Task to carry out: List each line of the data below that includes the string "marker", copying every such line in full.

Input material:
>>>>

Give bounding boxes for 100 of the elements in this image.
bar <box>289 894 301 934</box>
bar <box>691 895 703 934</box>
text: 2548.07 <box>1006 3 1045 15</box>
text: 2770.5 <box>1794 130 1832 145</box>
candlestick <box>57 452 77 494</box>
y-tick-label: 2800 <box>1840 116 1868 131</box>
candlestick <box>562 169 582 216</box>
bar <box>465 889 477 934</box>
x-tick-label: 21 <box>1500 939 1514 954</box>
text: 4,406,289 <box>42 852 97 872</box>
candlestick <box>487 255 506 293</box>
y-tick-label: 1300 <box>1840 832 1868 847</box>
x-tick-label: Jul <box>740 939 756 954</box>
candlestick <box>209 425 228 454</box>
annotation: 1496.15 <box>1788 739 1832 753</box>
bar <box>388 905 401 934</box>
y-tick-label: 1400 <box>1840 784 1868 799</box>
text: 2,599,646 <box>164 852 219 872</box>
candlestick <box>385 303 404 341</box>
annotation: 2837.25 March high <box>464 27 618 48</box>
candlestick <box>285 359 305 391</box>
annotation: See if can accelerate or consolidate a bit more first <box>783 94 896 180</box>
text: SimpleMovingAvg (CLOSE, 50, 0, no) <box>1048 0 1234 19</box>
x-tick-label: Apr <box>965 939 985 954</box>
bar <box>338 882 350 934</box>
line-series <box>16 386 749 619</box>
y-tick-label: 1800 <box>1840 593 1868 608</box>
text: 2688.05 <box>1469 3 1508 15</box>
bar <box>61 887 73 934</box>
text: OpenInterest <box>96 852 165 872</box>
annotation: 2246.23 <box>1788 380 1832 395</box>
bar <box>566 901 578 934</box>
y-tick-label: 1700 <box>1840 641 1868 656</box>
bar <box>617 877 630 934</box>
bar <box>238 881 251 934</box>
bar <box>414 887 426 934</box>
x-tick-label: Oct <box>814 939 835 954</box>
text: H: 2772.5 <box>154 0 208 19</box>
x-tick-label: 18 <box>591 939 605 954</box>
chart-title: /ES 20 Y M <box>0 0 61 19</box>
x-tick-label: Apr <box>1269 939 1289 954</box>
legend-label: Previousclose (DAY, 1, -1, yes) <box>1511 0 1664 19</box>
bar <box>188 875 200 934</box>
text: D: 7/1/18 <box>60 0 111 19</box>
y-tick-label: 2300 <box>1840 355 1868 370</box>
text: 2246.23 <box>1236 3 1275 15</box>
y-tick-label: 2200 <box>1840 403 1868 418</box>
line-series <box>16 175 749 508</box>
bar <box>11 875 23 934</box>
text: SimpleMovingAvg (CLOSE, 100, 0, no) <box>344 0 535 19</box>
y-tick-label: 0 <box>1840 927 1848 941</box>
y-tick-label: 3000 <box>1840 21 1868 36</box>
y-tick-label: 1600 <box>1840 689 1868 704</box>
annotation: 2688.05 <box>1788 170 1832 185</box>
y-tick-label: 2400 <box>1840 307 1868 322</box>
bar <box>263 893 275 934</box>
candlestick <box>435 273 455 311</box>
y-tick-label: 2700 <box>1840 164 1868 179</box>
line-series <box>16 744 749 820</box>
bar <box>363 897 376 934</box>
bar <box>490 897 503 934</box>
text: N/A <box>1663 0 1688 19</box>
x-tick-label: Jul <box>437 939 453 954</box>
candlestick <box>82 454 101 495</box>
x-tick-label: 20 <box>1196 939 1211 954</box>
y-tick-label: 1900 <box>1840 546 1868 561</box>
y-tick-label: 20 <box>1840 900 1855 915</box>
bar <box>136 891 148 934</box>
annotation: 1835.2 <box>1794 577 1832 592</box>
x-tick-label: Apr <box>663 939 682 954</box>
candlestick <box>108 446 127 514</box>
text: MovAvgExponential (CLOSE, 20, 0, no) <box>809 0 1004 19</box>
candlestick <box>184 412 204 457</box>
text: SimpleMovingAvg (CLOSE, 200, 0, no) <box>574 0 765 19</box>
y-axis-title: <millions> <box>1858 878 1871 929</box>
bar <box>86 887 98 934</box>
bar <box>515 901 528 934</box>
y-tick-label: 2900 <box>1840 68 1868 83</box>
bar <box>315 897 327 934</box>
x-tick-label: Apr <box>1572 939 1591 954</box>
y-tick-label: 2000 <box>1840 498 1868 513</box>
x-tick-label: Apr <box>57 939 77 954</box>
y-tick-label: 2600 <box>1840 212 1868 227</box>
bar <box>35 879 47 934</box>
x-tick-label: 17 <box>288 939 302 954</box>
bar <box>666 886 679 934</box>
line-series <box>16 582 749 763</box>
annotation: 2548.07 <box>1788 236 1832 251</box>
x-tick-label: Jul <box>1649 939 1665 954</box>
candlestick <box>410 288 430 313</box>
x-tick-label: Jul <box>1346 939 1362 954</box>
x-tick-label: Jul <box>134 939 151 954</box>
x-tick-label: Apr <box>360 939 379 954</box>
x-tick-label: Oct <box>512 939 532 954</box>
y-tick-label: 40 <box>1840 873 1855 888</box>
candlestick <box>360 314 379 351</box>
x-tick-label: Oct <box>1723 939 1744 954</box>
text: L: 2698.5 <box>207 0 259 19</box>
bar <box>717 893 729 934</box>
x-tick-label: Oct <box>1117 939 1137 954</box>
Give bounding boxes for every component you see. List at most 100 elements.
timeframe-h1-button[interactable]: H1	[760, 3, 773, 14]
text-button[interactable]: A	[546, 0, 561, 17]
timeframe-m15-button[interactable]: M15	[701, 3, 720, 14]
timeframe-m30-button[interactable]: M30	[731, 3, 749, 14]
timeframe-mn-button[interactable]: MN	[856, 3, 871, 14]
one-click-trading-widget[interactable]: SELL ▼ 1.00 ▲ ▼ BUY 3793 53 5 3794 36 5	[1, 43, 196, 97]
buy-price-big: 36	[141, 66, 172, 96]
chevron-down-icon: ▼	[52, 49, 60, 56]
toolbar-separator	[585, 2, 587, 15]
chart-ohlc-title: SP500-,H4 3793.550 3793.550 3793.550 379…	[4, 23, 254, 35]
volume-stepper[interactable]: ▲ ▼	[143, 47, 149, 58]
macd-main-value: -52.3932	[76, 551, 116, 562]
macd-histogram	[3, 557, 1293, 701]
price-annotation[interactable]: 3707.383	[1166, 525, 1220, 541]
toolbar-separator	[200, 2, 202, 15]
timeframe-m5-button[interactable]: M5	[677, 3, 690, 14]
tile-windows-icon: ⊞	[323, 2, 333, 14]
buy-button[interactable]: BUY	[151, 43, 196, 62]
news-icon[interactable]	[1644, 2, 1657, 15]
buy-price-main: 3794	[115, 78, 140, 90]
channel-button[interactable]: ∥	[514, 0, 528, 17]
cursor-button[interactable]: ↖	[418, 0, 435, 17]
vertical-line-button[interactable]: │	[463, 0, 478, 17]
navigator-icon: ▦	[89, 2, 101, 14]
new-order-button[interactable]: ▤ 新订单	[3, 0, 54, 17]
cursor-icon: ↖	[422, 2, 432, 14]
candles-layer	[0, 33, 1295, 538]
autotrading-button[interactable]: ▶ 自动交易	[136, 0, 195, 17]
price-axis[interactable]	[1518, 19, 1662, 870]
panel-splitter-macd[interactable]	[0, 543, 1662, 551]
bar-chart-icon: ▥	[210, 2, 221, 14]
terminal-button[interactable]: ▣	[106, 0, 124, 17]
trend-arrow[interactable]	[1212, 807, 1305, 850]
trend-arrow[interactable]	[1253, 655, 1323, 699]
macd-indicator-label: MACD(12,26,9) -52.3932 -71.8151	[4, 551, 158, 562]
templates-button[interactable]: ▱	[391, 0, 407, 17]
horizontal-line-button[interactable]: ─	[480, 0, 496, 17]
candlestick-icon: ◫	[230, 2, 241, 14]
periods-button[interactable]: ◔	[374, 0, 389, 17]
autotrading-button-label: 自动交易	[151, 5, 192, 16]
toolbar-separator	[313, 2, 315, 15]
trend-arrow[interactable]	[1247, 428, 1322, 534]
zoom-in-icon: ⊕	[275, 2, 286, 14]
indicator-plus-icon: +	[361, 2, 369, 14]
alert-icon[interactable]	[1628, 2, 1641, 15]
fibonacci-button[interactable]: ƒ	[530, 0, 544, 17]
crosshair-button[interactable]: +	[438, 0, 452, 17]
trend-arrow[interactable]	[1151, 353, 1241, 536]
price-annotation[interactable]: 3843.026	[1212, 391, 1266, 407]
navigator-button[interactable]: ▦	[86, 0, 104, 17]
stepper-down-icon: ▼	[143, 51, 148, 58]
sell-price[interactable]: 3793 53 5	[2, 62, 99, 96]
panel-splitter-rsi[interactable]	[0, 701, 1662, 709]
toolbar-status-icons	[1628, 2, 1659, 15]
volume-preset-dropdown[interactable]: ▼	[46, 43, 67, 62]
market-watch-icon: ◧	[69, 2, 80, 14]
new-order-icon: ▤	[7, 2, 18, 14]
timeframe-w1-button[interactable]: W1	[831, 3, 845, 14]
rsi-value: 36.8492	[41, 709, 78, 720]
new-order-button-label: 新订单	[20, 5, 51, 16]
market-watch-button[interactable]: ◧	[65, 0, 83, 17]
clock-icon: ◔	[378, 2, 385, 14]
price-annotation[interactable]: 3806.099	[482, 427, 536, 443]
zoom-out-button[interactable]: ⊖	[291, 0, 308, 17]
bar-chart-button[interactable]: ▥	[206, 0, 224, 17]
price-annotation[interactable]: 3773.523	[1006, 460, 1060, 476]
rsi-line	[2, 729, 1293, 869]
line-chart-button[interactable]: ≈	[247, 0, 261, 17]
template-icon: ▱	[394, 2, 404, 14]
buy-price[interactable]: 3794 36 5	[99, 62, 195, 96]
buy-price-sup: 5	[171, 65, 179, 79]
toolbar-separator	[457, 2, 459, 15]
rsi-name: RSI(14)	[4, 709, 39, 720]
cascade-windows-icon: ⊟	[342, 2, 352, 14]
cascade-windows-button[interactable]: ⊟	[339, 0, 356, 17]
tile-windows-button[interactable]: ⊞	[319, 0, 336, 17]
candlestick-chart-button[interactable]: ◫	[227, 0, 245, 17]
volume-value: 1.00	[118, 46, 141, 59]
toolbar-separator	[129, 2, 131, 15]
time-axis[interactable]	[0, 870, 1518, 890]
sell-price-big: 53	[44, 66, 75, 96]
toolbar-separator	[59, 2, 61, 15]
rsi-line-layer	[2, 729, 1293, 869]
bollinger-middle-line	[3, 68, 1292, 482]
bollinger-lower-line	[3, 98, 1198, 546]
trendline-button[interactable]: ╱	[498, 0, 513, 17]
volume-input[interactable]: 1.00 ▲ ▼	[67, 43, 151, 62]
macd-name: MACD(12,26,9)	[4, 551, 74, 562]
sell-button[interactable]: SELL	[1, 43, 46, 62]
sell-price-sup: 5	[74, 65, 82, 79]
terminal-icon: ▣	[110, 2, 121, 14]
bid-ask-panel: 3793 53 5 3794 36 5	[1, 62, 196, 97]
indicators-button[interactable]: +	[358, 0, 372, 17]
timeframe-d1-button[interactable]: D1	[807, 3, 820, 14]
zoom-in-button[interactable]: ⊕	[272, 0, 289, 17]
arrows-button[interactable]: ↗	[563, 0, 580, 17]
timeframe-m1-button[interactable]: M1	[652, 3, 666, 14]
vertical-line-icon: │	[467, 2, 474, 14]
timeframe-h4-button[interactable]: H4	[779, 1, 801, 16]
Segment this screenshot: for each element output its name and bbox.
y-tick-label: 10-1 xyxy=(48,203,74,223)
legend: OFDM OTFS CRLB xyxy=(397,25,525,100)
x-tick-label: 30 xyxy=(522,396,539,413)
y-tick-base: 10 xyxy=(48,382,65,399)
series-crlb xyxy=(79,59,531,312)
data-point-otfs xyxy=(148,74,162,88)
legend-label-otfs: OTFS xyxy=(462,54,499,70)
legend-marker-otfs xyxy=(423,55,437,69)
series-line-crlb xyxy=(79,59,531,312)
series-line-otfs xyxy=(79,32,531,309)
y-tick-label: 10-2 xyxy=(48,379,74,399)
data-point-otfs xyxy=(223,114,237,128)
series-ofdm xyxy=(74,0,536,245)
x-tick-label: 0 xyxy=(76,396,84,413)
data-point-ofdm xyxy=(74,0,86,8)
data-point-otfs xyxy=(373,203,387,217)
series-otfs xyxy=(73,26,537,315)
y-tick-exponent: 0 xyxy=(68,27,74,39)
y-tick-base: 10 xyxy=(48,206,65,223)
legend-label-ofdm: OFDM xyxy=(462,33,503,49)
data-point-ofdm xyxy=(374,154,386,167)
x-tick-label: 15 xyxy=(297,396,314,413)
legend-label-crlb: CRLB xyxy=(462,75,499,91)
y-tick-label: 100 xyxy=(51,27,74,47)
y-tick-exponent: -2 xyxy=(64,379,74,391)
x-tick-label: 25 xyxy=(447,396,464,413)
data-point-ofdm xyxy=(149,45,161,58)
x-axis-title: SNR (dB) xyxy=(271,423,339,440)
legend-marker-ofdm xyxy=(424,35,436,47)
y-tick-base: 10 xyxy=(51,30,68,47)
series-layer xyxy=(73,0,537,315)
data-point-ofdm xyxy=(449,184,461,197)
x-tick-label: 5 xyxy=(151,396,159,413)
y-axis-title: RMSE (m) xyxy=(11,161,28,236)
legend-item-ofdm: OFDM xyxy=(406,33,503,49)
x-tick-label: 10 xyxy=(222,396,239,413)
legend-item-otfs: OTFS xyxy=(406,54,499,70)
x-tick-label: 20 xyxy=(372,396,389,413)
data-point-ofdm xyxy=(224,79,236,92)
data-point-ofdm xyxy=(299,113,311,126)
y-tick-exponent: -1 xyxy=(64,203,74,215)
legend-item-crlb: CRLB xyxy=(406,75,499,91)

<<<<

Answer for the task:
legend-marker-otfs xyxy=(423,55,437,69)
legend-marker-ofdm xyxy=(424,35,436,47)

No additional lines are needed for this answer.